## start

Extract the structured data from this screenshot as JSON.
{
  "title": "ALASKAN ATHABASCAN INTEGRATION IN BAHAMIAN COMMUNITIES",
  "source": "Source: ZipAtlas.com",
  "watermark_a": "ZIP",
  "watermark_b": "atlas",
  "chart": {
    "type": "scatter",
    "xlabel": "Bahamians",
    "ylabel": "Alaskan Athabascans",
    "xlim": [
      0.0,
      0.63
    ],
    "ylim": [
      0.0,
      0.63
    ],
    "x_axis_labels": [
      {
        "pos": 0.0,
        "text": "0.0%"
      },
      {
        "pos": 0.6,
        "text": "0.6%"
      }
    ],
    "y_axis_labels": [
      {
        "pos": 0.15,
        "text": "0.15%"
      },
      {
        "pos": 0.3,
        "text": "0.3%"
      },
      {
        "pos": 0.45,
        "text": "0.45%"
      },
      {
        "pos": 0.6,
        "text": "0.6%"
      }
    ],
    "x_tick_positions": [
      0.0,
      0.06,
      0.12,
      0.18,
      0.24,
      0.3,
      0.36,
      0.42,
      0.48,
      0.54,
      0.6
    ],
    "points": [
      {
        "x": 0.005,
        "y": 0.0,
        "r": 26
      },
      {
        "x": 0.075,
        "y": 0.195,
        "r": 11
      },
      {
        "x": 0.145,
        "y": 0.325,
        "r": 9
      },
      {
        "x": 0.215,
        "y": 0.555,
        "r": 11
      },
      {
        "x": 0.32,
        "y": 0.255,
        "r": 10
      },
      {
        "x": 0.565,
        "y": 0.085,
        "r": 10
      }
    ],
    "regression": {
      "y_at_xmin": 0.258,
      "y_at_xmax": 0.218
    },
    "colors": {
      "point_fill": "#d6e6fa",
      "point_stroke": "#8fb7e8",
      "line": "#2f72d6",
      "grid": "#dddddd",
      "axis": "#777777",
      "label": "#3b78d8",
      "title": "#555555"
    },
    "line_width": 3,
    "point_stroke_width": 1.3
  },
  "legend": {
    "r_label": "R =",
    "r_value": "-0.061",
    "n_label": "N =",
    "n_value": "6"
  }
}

## end

**GIVEN TASK**
Extract the listing in its entirety and repeat it exactly.

**THE COMPLETED TASK**
Extract the structured data from this screenshot as JSON.
{
  "title": "ALASKAN ATHABASCAN INTEGRATION IN BAHAMIAN COMMUNITIES",
  "source": "Source: ZipAtlas.com",
  "watermark_a": "ZIP",
  "watermark_b": "atlas",
  "chart": {
    "type": "scatter",
    "xlabel": "Bahamians",
    "ylabel": "Alaskan Athabascans",
    "xlim": [
      0.0,
      0.63
    ],
    "ylim": [
      0.0,
      0.63
    ],
    "x_axis_labels": [
      {
        "pos": 0.0,
        "text": "0.0%"
      },
      {
        "pos": 0.6,
        "text": "0.6%"
      }
    ],
    "y_axis_labels": [
      {
        "pos": 0.15,
        "text": "0.15%"
      },
      {
        "pos": 0.3,
        "text": "0.3%"
      },
      {
        "pos": 0.45,
        "text": "0.45%"
      },
      {
        "pos": 0.6,
        "text": "0.6%"
      }
    ],
    "x_tick_positions": [
      0.0,
      0.06,
      0.12,
      0.18,
      0.24,
      0.3,
      0.36,
      0.42,
      0.48,
      0.54,
      0.6
    ],
    "points": [
      {
        "x": 0.005,
        "y": 0.0,
        "r": 26
      },
      {
        "x": 0.075,
        "y": 0.195,
        "r": 11
      },
      {
        "x": 0.145,
        "y": 0.325,
        "r": 9
      },
      {
        "x": 0.215,
        "y": 0.555,
        "r": 11
      },
      {
        "x": 0.32,
        "y": 0.255,
        "r": 10
      },
      {
        "x": 0.565,
        "y": 0.085,
        "r": 10
      }
    ],
    "regression": {
      "y_at_xmin": 0.258,
      "y_at_xmax": 0.218
    },
    "colors": {
      "point_fill": "#d6e6fa",
      "point_stroke": "#8fb7e8",
      "line": "#2f72d6",
      "grid": "#dddddd",
      "axis": "#777777",
      "label": "#3b78d8",
      "title": "#555555"
    },
    "line_width": 3,
    "point_stroke_width": 1.3
  },
  "legend": {
    "r_label": "R =",
    "r_value": "-0.061",
    "n_label": "N =",
    "n_value": "6"
  }
}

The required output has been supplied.